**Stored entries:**
□ □ □ □ □ □ □
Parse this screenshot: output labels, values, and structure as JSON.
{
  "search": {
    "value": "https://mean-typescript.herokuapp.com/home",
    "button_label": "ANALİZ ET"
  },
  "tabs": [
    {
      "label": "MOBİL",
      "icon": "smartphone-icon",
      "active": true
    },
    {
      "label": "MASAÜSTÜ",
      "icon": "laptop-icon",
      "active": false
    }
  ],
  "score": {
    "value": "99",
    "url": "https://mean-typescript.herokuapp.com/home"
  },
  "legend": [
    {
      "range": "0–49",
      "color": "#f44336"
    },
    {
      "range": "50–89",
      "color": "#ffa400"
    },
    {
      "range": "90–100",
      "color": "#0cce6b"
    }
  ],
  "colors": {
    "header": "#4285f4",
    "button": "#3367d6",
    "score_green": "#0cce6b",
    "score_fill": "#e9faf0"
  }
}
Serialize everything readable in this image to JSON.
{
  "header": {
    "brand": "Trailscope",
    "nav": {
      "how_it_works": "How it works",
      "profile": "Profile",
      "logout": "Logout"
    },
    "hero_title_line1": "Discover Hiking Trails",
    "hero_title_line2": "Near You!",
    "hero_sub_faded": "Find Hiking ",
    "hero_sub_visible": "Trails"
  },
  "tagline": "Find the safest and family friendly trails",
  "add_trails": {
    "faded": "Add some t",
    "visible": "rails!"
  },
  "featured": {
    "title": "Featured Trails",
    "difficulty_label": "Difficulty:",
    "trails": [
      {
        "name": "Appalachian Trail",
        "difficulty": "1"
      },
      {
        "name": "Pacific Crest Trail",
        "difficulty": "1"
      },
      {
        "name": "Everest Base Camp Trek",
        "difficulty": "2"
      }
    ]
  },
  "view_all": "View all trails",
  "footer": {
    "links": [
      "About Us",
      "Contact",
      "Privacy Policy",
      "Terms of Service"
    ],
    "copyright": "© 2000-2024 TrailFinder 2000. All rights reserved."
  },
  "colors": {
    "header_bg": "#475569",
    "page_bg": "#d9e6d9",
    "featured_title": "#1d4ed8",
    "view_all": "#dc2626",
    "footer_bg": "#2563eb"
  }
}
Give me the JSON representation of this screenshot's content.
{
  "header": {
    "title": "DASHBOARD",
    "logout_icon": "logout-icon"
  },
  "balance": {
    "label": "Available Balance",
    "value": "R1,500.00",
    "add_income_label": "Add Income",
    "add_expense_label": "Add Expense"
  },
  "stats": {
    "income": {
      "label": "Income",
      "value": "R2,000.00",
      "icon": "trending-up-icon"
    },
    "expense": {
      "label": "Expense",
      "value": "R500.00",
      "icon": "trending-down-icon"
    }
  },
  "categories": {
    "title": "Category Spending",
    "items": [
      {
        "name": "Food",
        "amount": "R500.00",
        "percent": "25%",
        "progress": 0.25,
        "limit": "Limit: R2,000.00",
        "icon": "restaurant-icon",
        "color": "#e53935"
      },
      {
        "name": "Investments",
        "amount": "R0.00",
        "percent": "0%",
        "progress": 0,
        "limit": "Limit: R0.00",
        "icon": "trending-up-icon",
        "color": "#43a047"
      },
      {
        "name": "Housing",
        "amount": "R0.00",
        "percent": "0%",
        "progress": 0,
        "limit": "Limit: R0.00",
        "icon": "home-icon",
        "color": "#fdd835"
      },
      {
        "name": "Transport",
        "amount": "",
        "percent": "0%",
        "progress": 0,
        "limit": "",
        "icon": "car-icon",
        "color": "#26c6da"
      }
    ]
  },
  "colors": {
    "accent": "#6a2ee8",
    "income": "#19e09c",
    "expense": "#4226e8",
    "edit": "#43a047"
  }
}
□ □ □ □ □ □ □
**Stated exercise:** The records above should be duplicated in full, exactly as given.

**Response to this task:**
Parse this screenshot: output labels, values, and structure as JSON.
{
  "search": {
    "value": "https://mean-typescript.herokuapp.com/home",
    "button_label": "ANALİZ ET"
  },
  "tabs": [
    {
      "label": "MOBİL",
      "icon": "smartphone-icon",
      "active": true
    },
    {
      "label": "MASAÜSTÜ",
      "icon": "laptop-icon",
      "active": false
    }
  ],
  "score": {
    "value": "99",
    "url": "https://mean-typescript.herokuapp.com/home"
  },
  "legend": [
    {
      "range": "0–49",
      "color": "#f44336"
    },
    {
      "range": "50–89",
      "color": "#ffa400"
    },
    {
      "range": "90–100",
      "color": "#0cce6b"
    }
  ],
  "colors": {
    "header": "#4285f4",
    "button": "#3367d6",
    "score_green": "#0cce6b",
    "score_fill": "#e9faf0"
  }
}
Serialize everything readable in this image to JSON.
{
  "header": {
    "brand": "Trailscope",
    "nav": {
      "how_it_works": "How it works",
      "profile": "Profile",
      "logout": "Logout"
    },
    "hero_title_line1": "Discover Hiking Trails",
    "hero_title_line2": "Near You!",
    "hero_sub_faded": "Find Hiking ",
    "hero_sub_visible": "Trails"
  },
  "tagline": "Find the safest and family friendly trails",
  "add_trails": {
    "faded": "Add some t",
    "visible": "rails!"
  },
  "featured": {
    "title": "Featured Trails",
    "difficulty_label": "Difficulty:",
    "trails": [
      {
        "name": "Appalachian Trail",
        "difficulty": "1"
      },
      {
        "name": "Pacific Crest Trail",
        "difficulty": "1"
      },
      {
        "name": "Everest Base Camp Trek",
        "difficulty": "2"
      }
    ]
  },
  "view_all": "View all trails",
  "footer": {
    "links": [
      "About Us",
      "Contact",
      "Privacy Policy",
      "Terms of Service"
    ],
    "copyright": "© 2000-2024 TrailFinder 2000. All rights reserved."
  },
  "colors": {
    "header_bg": "#475569",
    "page_bg": "#d9e6d9",
    "featured_title": "#1d4ed8",
    "view_all": "#dc2626",
    "footer_bg": "#2563eb"
  }
}
Give me the JSON representation of this screenshot's content.
{
  "header": {
    "title": "DASHBOARD",
    "logout_icon": "logout-icon"
  },
  "balance": {
    "label": "Available Balance",
    "value": "R1,500.00",
    "add_income_label": "Add Income",
    "add_expense_label": "Add Expense"
  },
  "stats": {
    "income": {
      "label": "Income",
      "value": "R2,000.00",
      "icon": "trending-up-icon"
    },
    "expense": {
      "label": "Expense",
      "value": "R500.00",
      "icon": "trending-down-icon"
    }
  },
  "categories": {
    "title": "Category Spending",
    "items": [
      {
        "name": "Food",
        "amount": "R500.00",
        "percent": "25%",
        "progress": 0.25,
        "limit": "Limit: R2,000.00",
        "icon": "restaurant-icon",
        "color": "#e53935"
      },
      {
        "name": "Investments",
        "amount": "R0.00",
        "percent": "0%",
        "progress": 0,
        "limit": "Limit: R0.00",
        "icon": "trending-up-icon",
        "color": "#43a047"
      },
      {
        "name": "Housing",
        "amount": "R0.00",
        "percent": "0%",
        "progress": 0,
        "limit": "Limit: R0.00",
        "icon": "home-icon",
        "color": "#fdd835"
      },
      {
        "name": "Transport",
        "amount": "",
        "percent": "0%",
        "progress": 0,
        "limit": "",
        "icon": "car-icon",
        "color": "#26c6da"
      }
    ]
  },
  "colors": {
    "accent": "#6a2ee8",
    "income": "#19e09c",
    "expense": "#4226e8",
    "edit": "#43a047"
  }
}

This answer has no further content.